*** Input material ***

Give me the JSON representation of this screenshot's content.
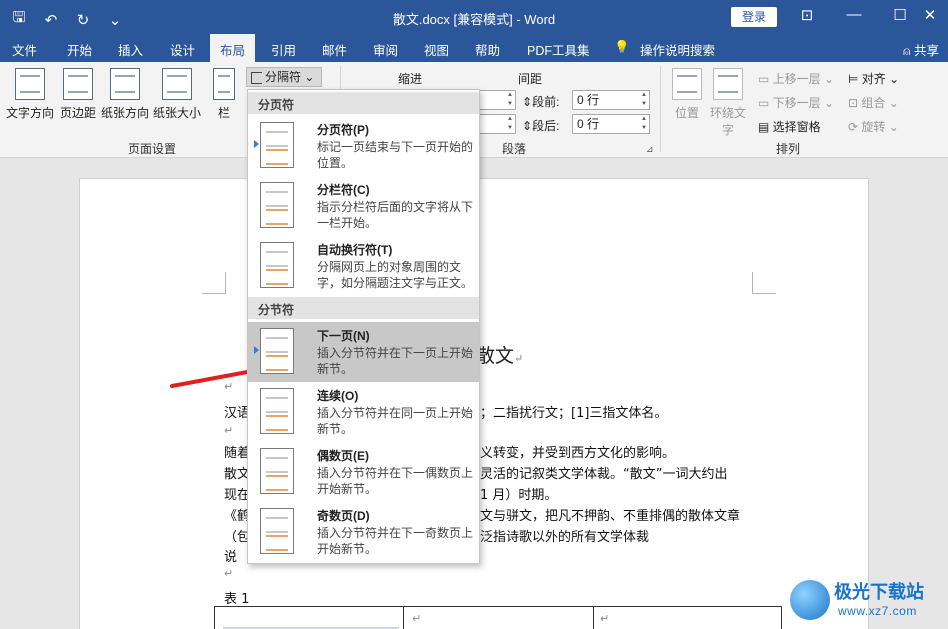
{
  "titlebar": {
    "title": "散文.docx [兼容模式] - Word",
    "login": "登录",
    "qat": {
      "save": "🖫",
      "undo": "↶",
      "redo": "↻",
      "more": "⌄"
    },
    "controls": {
      "ribbon_display": "⊡",
      "minimize": "—",
      "maximize": "☐",
      "close": "✕"
    }
  },
  "tabs": [
    "文件",
    "开始",
    "插入",
    "设计",
    "布局",
    "引用",
    "邮件",
    "审阅",
    "视图",
    "帮助",
    "PDF工具集",
    "操作说明搜索"
  ],
  "active_tab": "布局",
  "share": "共享",
  "ribbon": {
    "page_setup": {
      "buttons": [
        "文字方向",
        "页边距",
        "纸张方向",
        "纸张大小",
        "栏"
      ],
      "breaks_button": "分隔符",
      "label": "页面设置"
    },
    "paragraph": {
      "indent_label": "缩进",
      "spacing_label": "间距",
      "before_label": "段前:",
      "before_value": "0 行",
      "after_label": "段后:",
      "after_value": "0 行",
      "label": "段落"
    },
    "arrange": {
      "position": "位置",
      "wrap_text": "环绕文字",
      "bring_forward": "上移一层",
      "send_backward": "下移一层",
      "selection_pane": "选择窗格",
      "align": "对齐",
      "group": "组合",
      "rotate": "旋转",
      "label": "排列"
    }
  },
  "menu": {
    "page_breaks_header": "分页符",
    "section_breaks_header": "分节符",
    "items": [
      {
        "title": "分页符(P)",
        "desc": "标记一页结束与下一页开始的位置。"
      },
      {
        "title": "分栏符(C)",
        "desc": "指示分栏符后面的文字将从下一栏开始。"
      },
      {
        "title": "自动换行符(T)",
        "desc": "分隔网页上的对象周围的文字，如分隔题注文字与正文。"
      },
      {
        "title": "下一页(N)",
        "desc": "插入分节符并在下一页上开始新节。"
      },
      {
        "title": "连续(O)",
        "desc": "插入分节符并在同一页上开始新节。"
      },
      {
        "title": "偶数页(E)",
        "desc": "插入分节符并在下一偶数页上开始新节。"
      },
      {
        "title": "奇数页(D)",
        "desc": "插入分节符并在下一奇数页上开始新节。"
      }
    ],
    "highlighted": "下一页(N)"
  },
  "document": {
    "title_fragment": "散文",
    "lines": [
      "汉语",
      "；二指扰行文；[1]三指文体名。",
      "随着",
      "义转变，并受到西方文化的影响。",
      "散文",
      "灵活的记叙类文学体裁。“散文”一词大约出",
      "现在",
      "1 月）时期。",
      "《鹤",
      "文与骈文，把凡不押韵、不重排偶的散体文章",
      "（包",
      "泛指诗歌以外的所有文学体裁",
      "说",
      "表 1"
    ],
    "paragraph_mark": "↵"
  },
  "watermark": {
    "brand": "极光下载站",
    "url": "www.xz7.com"
  },
  "colors": {
    "accent": "#2b579a",
    "highlight": "#c8c8c8",
    "arrow": "#e02020"
  }
}
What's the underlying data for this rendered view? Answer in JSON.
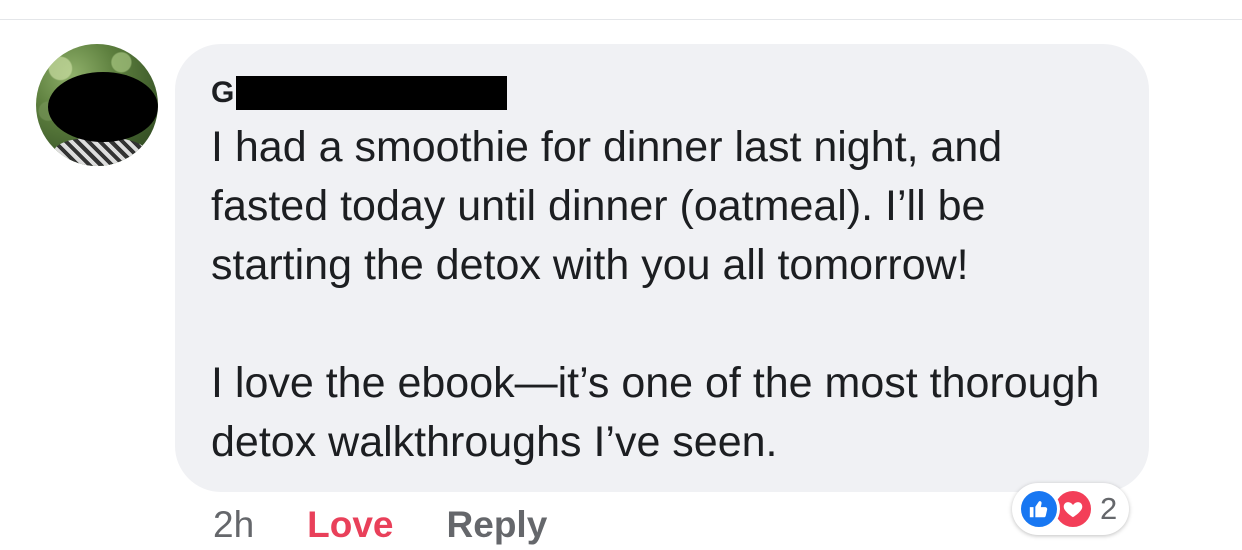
{
  "comment": {
    "author_initial": "G",
    "paragraphs": [
      "I had a smoothie for dinner last night, and fasted today until dinner (oatmeal). I’ll be starting the detox with you all tomorrow!",
      "I love the ebook—it’s one of the most thorough detox walkthroughs I’ve seen."
    ]
  },
  "actions": {
    "timestamp": "2h",
    "love_label": "Love",
    "reply_label": "Reply"
  },
  "reactions": {
    "icons": [
      "like-icon",
      "heart-icon"
    ],
    "count": "2"
  },
  "colors": {
    "bubble_bg": "#f0f1f4",
    "love": "#e9405a",
    "like_blue": "#1877f2",
    "heart_red": "#f33e58",
    "muted": "#65676b"
  }
}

***

* **Exercise details**
Reproduce each record above by retyping it exactly; omit all images.

* **Exercise result**
Give me the JSON representation of this screenshot's content.
{
  "titlebar": {
    "title": "散文.docx [兼容模式] - Word",
    "login": "登录",
    "qat": {
      "save": "🖫",
      "undo": "↶",
      "redo": "↻",
      "more": "⌄"
    },
    "controls": {
      "ribbon_display": "⊡",
      "minimize": "—",
      "maximize": "☐",
      "close": "✕"
    }
  },
  "tabs": [
    "文件",
    "开始",
    "插入",
    "设计",
    "布局",
    "引用",
    "邮件",
    "审阅",
    "视图",
    "帮助",
    "PDF工具集",
    "操作说明搜索"
  ],
  "active_tab": "布局",
  "share": "共享",
  "ribbon": {
    "page_setup": {
      "buttons": [
        "文字方向",
        "页边距",
        "纸张方向",
        "纸张大小",
        "栏"
      ],
      "breaks_button": "分隔符",
      "label": "页面设置"
    },
    "paragraph": {
      "indent_label": "缩进",
      "spacing_label": "间距",
      "before_label": "段前:",
      "before_value": "0 行",
      "after_label": "段后:",
      "after_value": "0 行",
      "label": "段落"
    },
    "arrange": {
      "position": "位置",
      "wrap_text": "环绕文字",
      "bring_forward": "上移一层",
      "send_backward": "下移一层",
      "selection_pane": "选择窗格",
      "align": "对齐",
      "group": "组合",
      "rotate": "旋转",
      "label": "排列"
    }
  },
  "menu": {
    "page_breaks_header": "分页符",
    "section_breaks_header": "分节符",
    "items": [
      {
        "title": "分页符(P)",
        "desc": "标记一页结束与下一页开始的位置。"
      },
      {
        "title": "分栏符(C)",
        "desc": "指示分栏符后面的文字将从下一栏开始。"
      },
      {
        "title": "自动换行符(T)",
        "desc": "分隔网页上的对象周围的文字，如分隔题注文字与正文。"
      },
      {
        "title": "下一页(N)",
        "desc": "插入分节符并在下一页上开始新节。"
      },
      {
        "title": "连续(O)",
        "desc": "插入分节符并在同一页上开始新节。"
      },
      {
        "title": "偶数页(E)",
        "desc": "插入分节符并在下一偶数页上开始新节。"
      },
      {
        "title": "奇数页(D)",
        "desc": "插入分节符并在下一奇数页上开始新节。"
      }
    ],
    "highlighted": "下一页(N)"
  },
  "document": {
    "title_fragment": "散文",
    "lines": [
      "汉语",
      "；二指扰行文；[1]三指文体名。",
      "随着",
      "义转变，并受到西方文化的影响。",
      "散文",
      "灵活的记叙类文学体裁。“散文”一词大约出",
      "现在",
      "1 月）时期。",
      "《鹤",
      "文与骈文，把凡不押韵、不重排偶的散体文章",
      "（包",
      "泛指诗歌以外的所有文学体裁",
      "说",
      "表 1"
    ],
    "paragraph_mark": "↵"
  },
  "watermark": {
    "brand": "极光下载站",
    "url": "www.xz7.com"
  },
  "colors": {
    "accent": "#2b579a",
    "highlight": "#c8c8c8",
    "arrow": "#e02020"
  }
}
What's the underlying data for this rendered view? Answer in JSON.
{
  "comment": {
    "author_initial": "G",
    "paragraphs": [
      "I had a smoothie for dinner last night, and fasted today until dinner (oatmeal). I’ll be starting the detox with you all tomorrow!",
      "I love the ebook—it’s one of the most thorough detox walkthroughs I’ve seen."
    ]
  },
  "actions": {
    "timestamp": "2h",
    "love_label": "Love",
    "reply_label": "Reply"
  },
  "reactions": {
    "icons": [
      "like-icon",
      "heart-icon"
    ],
    "count": "2"
  },
  "colors": {
    "bubble_bg": "#f0f1f4",
    "love": "#e9405a",
    "like_blue": "#1877f2",
    "heart_red": "#f33e58",
    "muted": "#65676b"
  }
}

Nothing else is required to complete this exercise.